Transcribe the items word for word, from the very first line through the line containing "y-tick-label-35: 35 [19,402,30,412]", with both ends included.

-- begin Provided records --

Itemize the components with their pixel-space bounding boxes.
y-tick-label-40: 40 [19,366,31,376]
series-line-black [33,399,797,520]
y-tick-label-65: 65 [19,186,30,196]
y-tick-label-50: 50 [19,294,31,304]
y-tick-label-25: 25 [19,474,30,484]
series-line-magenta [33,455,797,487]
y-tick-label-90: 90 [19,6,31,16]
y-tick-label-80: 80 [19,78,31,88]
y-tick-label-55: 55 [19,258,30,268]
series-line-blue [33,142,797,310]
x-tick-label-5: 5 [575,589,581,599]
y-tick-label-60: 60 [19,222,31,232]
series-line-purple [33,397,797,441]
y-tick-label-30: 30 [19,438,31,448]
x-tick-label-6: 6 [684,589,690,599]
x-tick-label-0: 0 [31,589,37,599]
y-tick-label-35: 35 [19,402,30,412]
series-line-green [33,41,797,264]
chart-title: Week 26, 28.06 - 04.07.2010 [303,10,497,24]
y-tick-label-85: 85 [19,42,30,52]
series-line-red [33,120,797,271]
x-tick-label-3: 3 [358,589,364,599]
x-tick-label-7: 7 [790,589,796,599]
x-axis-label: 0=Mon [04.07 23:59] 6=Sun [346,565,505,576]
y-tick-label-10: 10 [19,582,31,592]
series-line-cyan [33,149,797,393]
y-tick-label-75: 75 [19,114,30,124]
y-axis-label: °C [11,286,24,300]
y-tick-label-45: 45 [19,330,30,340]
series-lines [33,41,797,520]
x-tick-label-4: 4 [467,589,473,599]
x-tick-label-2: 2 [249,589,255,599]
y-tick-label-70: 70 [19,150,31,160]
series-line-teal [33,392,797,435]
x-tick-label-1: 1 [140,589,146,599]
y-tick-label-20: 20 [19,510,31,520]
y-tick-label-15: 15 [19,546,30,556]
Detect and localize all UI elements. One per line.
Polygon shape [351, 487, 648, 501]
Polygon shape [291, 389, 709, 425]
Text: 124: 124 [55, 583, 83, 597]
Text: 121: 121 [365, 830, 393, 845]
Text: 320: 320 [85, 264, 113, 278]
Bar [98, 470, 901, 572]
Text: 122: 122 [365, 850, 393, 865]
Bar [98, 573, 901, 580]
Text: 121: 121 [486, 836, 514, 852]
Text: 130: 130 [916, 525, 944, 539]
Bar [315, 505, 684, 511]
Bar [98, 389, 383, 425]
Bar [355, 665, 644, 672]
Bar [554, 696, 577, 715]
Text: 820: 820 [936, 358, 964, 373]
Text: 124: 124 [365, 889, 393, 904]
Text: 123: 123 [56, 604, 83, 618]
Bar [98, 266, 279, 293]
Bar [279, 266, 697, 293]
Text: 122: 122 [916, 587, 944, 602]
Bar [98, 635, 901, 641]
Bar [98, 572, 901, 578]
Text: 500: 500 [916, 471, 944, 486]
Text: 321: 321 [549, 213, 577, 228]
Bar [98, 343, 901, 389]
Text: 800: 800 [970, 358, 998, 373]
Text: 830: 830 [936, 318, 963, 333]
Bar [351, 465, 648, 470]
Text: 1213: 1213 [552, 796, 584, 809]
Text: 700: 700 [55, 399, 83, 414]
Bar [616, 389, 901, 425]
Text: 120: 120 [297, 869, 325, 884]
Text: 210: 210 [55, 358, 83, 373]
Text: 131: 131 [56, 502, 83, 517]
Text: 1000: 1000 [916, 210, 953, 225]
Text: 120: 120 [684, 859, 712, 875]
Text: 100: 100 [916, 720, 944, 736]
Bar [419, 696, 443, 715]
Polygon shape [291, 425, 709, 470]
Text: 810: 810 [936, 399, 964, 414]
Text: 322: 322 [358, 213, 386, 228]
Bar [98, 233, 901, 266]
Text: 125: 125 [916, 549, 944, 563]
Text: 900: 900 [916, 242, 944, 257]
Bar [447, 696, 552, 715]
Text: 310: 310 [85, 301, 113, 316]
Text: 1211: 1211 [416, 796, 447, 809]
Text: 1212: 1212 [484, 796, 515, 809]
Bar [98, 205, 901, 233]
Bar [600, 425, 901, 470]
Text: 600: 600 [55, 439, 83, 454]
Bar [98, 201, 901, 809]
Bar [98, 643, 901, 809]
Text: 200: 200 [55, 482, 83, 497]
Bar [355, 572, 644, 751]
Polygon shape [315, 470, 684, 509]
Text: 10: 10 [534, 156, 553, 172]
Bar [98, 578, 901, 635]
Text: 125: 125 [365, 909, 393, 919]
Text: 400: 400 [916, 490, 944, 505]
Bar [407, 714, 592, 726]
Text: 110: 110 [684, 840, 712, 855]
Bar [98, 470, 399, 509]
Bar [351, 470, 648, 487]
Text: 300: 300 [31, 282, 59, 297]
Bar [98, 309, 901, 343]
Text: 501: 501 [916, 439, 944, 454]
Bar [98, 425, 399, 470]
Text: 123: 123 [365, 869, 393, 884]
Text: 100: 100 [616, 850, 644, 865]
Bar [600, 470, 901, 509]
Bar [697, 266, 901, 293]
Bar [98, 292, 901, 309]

-- end Provided records --

> Response to the task:
Itemize the components with their pixel-space bounding boxes.
y-tick-label-40: 40 [19,366,31,376]
series-line-black [33,399,797,520]
y-tick-label-65: 65 [19,186,30,196]
y-tick-label-50: 50 [19,294,31,304]
y-tick-label-25: 25 [19,474,30,484]
series-line-magenta [33,455,797,487]
y-tick-label-90: 90 [19,6,31,16]
y-tick-label-80: 80 [19,78,31,88]
y-tick-label-55: 55 [19,258,30,268]
series-line-blue [33,142,797,310]
x-tick-label-5: 5 [575,589,581,599]
y-tick-label-60: 60 [19,222,31,232]
series-line-purple [33,397,797,441]
y-tick-label-30: 30 [19,438,31,448]
x-tick-label-6: 6 [684,589,690,599]
x-tick-label-0: 0 [31,589,37,599]
y-tick-label-35: 35 [19,402,30,412]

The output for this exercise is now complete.